In the forum thread on parallel search, translate this sentence into Spanish: "The tests were a suite of 67 test positions taken from a game."

Given passage =>
** BEGIN **
Parallel search

Ed Gilbert · Post by **Ed Gilbert** » Wed Jan 30, 2008 18:19

I have a multi-threaded parallel search working in Kingsrow, and would like to compare notes with others that have tried this. Gerard and Feike, I think you also have parallel search implemented, and Bert I know is working on it but not sure if it is fully functional yet. Today I ran some tests on an Intel dual core E6700 comparing node counts, search speed in nodes/sec, and time to depth between a single-threaded search and a parallel search. The tests were a suite of 67 test positions taken from a game. Comparing the averages of searches of these positions, I find the ratios of (2-threads/1-thread) are:

Speed (nodes/sec): 1.76
Time to same depth: 0.62
Node counts: 1.09

I really have no idea if these results are reasonable, or if I should be able to get a lot closer to 2x in speed and 0.5x in time to depth. How do these compare with other parallel search engines?

-- Ed

BertTuyt · Post by **BertTuyt** » Wed Jan 30, 2008 21:12

Ed, I am working also on parallel (64bit) search on my Quad Q6600.
My algorithm in the end would be scalable to any number of processor (so 2, 4, 8 ,16).

I think it is good to define a test-suit with positions to compare results.
** END **
Record extracts =>
** BEGIN **
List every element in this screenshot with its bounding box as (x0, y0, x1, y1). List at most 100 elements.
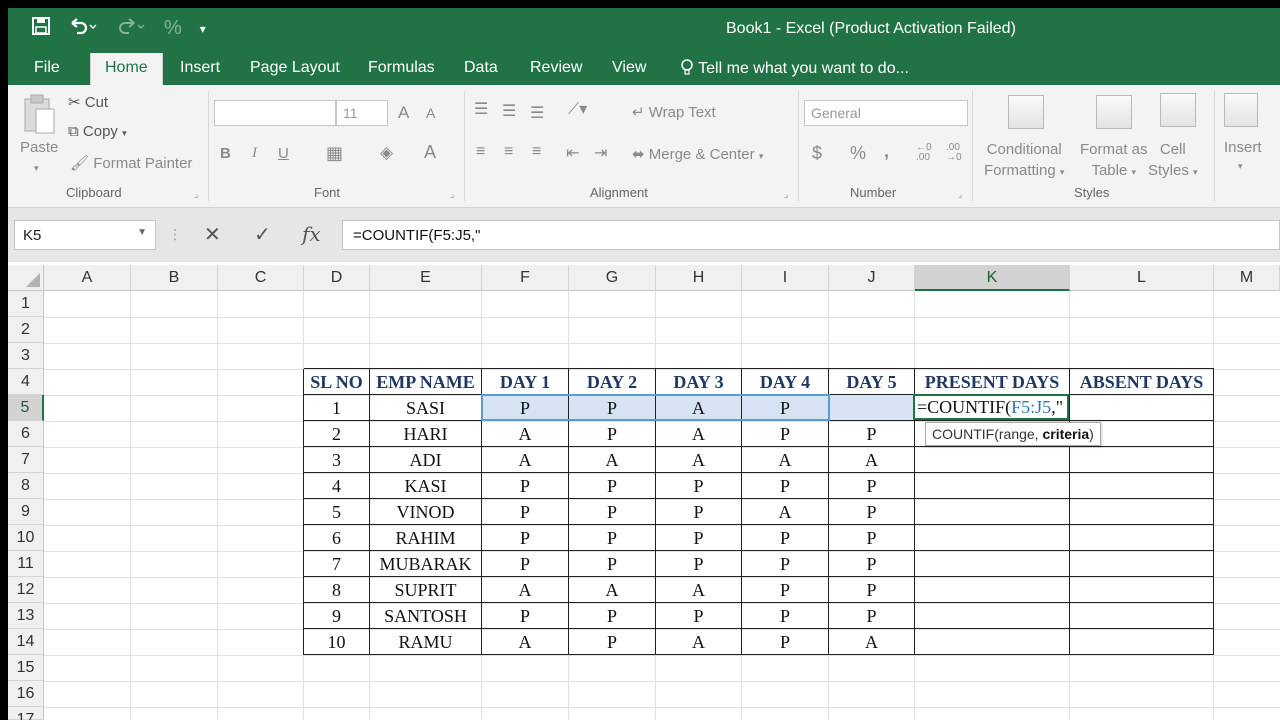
table-header-cell[interactable]: DAY 2 (569, 369, 656, 395)
align-right-icon[interactable]: ≡ (532, 143, 541, 161)
table-cell[interactable] (1070, 473, 1214, 499)
table-header-cell[interactable]: DAY 1 (482, 369, 569, 395)
table-cell[interactable]: A (656, 421, 742, 447)
column-header-b[interactable]: B (131, 265, 218, 291)
table-cell[interactable]: 9 (304, 603, 370, 629)
font-launcher-icon[interactable]: ⌟ (450, 189, 454, 200)
table-cell[interactable]: P (656, 499, 742, 525)
table-cell[interactable]: P (569, 551, 656, 577)
table-header-cell[interactable]: DAY 5 (829, 369, 915, 395)
tab-page-layout[interactable]: Page Layout (250, 59, 340, 77)
table-header-cell[interactable]: EMP NAME (370, 369, 482, 395)
cancel-icon[interactable]: ✕ (204, 222, 221, 247)
table-cell[interactable]: 2 (304, 421, 370, 447)
table-cell[interactable]: P (482, 499, 569, 525)
table-cell[interactable]: P (569, 603, 656, 629)
table-cell[interactable] (915, 499, 1070, 525)
table-cell[interactable]: A (482, 421, 569, 447)
table-cell[interactable]: P (569, 473, 656, 499)
row-header-9[interactable]: 9 (8, 499, 44, 525)
table-cell[interactable]: P (482, 551, 569, 577)
table-cell[interactable] (915, 447, 1070, 473)
row-header-2[interactable]: 2 (8, 317, 44, 343)
column-header-g[interactable]: G (569, 265, 656, 291)
align-left-icon[interactable]: ≡ (476, 143, 485, 161)
table-cell[interactable]: SUPRIT (370, 577, 482, 603)
column-header-k[interactable]: K (915, 265, 1070, 291)
table-cell[interactable]: 6 (304, 525, 370, 551)
table-cell[interactable]: 1 (304, 395, 370, 421)
table-cell[interactable]: ADI (370, 447, 482, 473)
table-cell[interactable]: P (656, 473, 742, 499)
table-cell[interactable] (1070, 551, 1214, 577)
insert-dropdown-icon[interactable]: ▾ (1238, 161, 1243, 172)
comma-button[interactable]: , (884, 141, 889, 162)
paste-button[interactable]: Paste (20, 139, 58, 156)
table-cell[interactable]: A (482, 447, 569, 473)
table-cell[interactable]: P (569, 421, 656, 447)
fill-color-icon[interactable]: ◈ (380, 143, 393, 163)
table-cell[interactable]: SASI (370, 395, 482, 421)
insert-cells-button[interactable]: Insert (1224, 139, 1262, 156)
table-cell[interactable] (915, 525, 1070, 551)
table-cell[interactable]: P (742, 525, 829, 551)
redo-icon[interactable] (116, 17, 146, 40)
borders-icon[interactable]: ▦ (326, 143, 343, 164)
alignment-launcher-icon[interactable]: ⌟ (784, 189, 788, 200)
merge-center-button[interactable]: ⬌ Merge & Center ▾ (632, 145, 763, 163)
table-cell[interactable] (915, 473, 1070, 499)
format-as-table-button[interactable]: Format as Table ▾ (1080, 139, 1148, 183)
row-header-15[interactable]: 15 (8, 655, 44, 681)
table-cell[interactable]: P (742, 629, 829, 655)
table-cell[interactable]: P (742, 577, 829, 603)
increase-decimal-icon[interactable]: ←0.00 (916, 143, 932, 163)
table-cell[interactable]: P (829, 473, 915, 499)
table-cell[interactable]: 8 (304, 577, 370, 603)
table-cell[interactable] (1070, 395, 1214, 421)
align-top-icon[interactable]: ☰ (474, 99, 488, 119)
number-format-box[interactable]: General (804, 100, 968, 126)
table-cell[interactable]: 4 (304, 473, 370, 499)
align-bottom-icon[interactable]: ☰ (530, 103, 544, 123)
table-cell[interactable] (915, 551, 1070, 577)
shrink-font-icon[interactable]: A (426, 105, 435, 121)
table-cell[interactable]: P (829, 499, 915, 525)
table-cell[interactable] (1070, 629, 1214, 655)
table-cell[interactable]: P (742, 551, 829, 577)
row-header-3[interactable]: 3 (8, 343, 44, 369)
save-icon[interactable] (32, 17, 50, 40)
table-cell[interactable]: P (742, 421, 829, 447)
table-cell[interactable]: A (829, 447, 915, 473)
grow-font-icon[interactable]: A (398, 103, 409, 123)
tab-insert[interactable]: Insert (180, 59, 220, 77)
table-cell[interactable]: P (569, 525, 656, 551)
table-cell[interactable] (1070, 603, 1214, 629)
column-header-d[interactable]: D (304, 265, 370, 291)
cell-styles-button[interactable]: Cell Styles ▾ (1148, 139, 1198, 183)
align-middle-icon[interactable]: ☰ (502, 101, 516, 121)
table-cell[interactable]: 10 (304, 629, 370, 655)
tab-data[interactable]: Data (464, 59, 498, 77)
table-cell[interactable]: A (569, 577, 656, 603)
undo-icon[interactable] (68, 17, 98, 40)
table-cell[interactable] (915, 577, 1070, 603)
row-header-16[interactable]: 16 (8, 681, 44, 707)
row-header-10[interactable]: 10 (8, 525, 44, 551)
table-cell[interactable]: MUBARAK (370, 551, 482, 577)
column-header-m[interactable]: M (1214, 265, 1280, 291)
underline-button[interactable]: U (278, 145, 289, 162)
row-header-8[interactable]: 8 (8, 473, 44, 499)
formula-input[interactable]: =COUNTIF(F5:J5," (342, 220, 1280, 250)
table-cell[interactable]: A (482, 629, 569, 655)
table-cell[interactable]: KASI (370, 473, 482, 499)
table-cell[interactable]: VINOD (370, 499, 482, 525)
table-cell[interactable]: 7 (304, 551, 370, 577)
align-center-icon[interactable]: ≡ (504, 143, 513, 161)
tab-formulas[interactable]: Formulas (368, 59, 435, 77)
bold-button[interactable]: B (220, 145, 231, 162)
table-cell[interactable]: P (829, 421, 915, 447)
currency-button[interactable]: $ (812, 143, 822, 164)
name-box-dropdown-icon[interactable]: ▼ (137, 227, 147, 238)
row-header-14[interactable]: 14 (8, 629, 44, 655)
customize-icon[interactable]: ▾ (200, 22, 206, 36)
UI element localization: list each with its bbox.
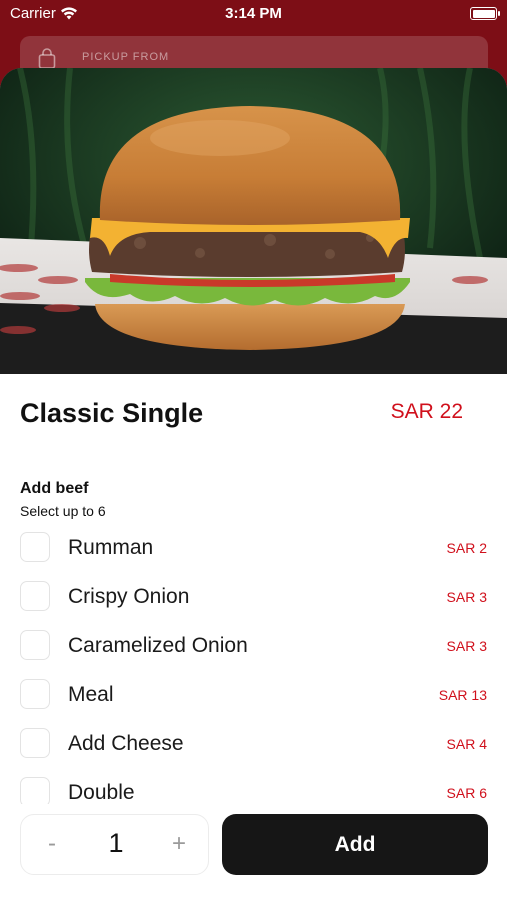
option-row-meal[interactable]: Meal SAR 13 (0, 671, 507, 720)
option-label: Crispy Onion (68, 585, 190, 608)
quantity-stepper: - 1 + (20, 814, 209, 875)
product-sheet: Classic Single SAR 22 Add beef Select up… (0, 68, 507, 900)
decrement-button[interactable]: - (39, 829, 65, 859)
option-checkbox[interactable] (20, 679, 50, 709)
bottom-action-bar: - 1 + Add (0, 804, 507, 900)
quantity-value: 1 (108, 828, 124, 858)
option-price: SAR 6 (446, 785, 487, 801)
option-row-double[interactable]: Double SAR 6 (0, 769, 507, 804)
pickup-label: PICKUP FROM (82, 51, 170, 63)
battery-icon (470, 7, 500, 20)
option-label: Caramelized Onion (68, 634, 248, 657)
option-checkbox[interactable] (20, 581, 50, 611)
option-price: SAR 4 (446, 736, 487, 752)
product-price: SAR 22 (390, 400, 463, 423)
status-bar: Carrier 3:14 PM (0, 0, 507, 28)
option-price: SAR 2 (446, 540, 487, 556)
option-price: SAR 13 (438, 687, 487, 703)
option-price: SAR 3 (446, 638, 487, 654)
option-label: Rumman (68, 536, 154, 559)
add-to-cart-button[interactable]: Add (222, 814, 488, 875)
modifier-options-list[interactable]: Rumman SAR 2 Crispy Onion SAR 3 Carameli… (0, 524, 507, 804)
option-label: Double (68, 781, 135, 804)
status-time: 3:14 PM (225, 5, 282, 22)
product-image (0, 68, 507, 374)
option-checkbox[interactable] (20, 630, 50, 660)
option-price: SAR 3 (446, 589, 487, 605)
product-title: Classic Single (20, 398, 204, 428)
option-row-add-cheese[interactable]: Add Cheese SAR 4 (0, 720, 507, 769)
option-checkbox[interactable] (20, 532, 50, 562)
option-row-caramelized-onion[interactable]: Caramelized Onion SAR 3 (0, 622, 507, 671)
modifier-group-title: Add beef (20, 480, 89, 497)
option-checkbox[interactable] (20, 777, 50, 804)
bag-icon (38, 48, 56, 69)
option-checkbox[interactable] (20, 728, 50, 758)
modifier-group-subtitle: Select up to 6 (20, 503, 106, 519)
option-label: Meal (68, 683, 114, 706)
option-label: Add Cheese (68, 732, 184, 755)
option-row-rumman[interactable]: Rumman SAR 2 (0, 524, 507, 573)
option-row-crispy-onion[interactable]: Crispy Onion SAR 3 (0, 573, 507, 622)
product-header: Classic Single SAR 22 (20, 394, 487, 438)
increment-button[interactable]: + (166, 829, 192, 859)
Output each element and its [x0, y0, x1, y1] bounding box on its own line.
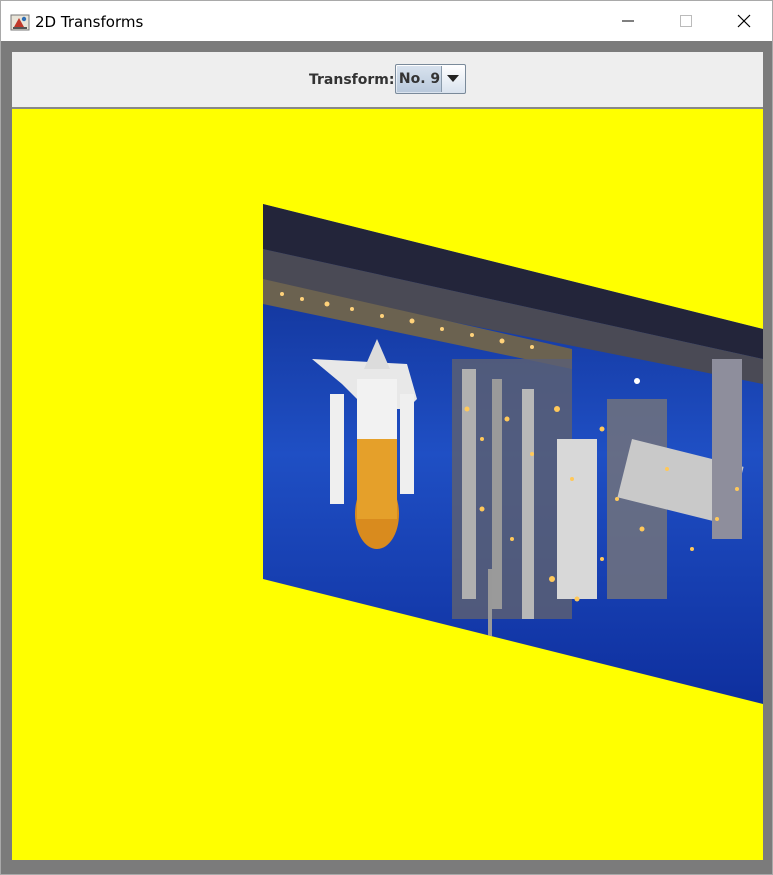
** END **
Solution => Las pruebas fueron un conjunto de 67 posiciones de prueba tomadas de una partida.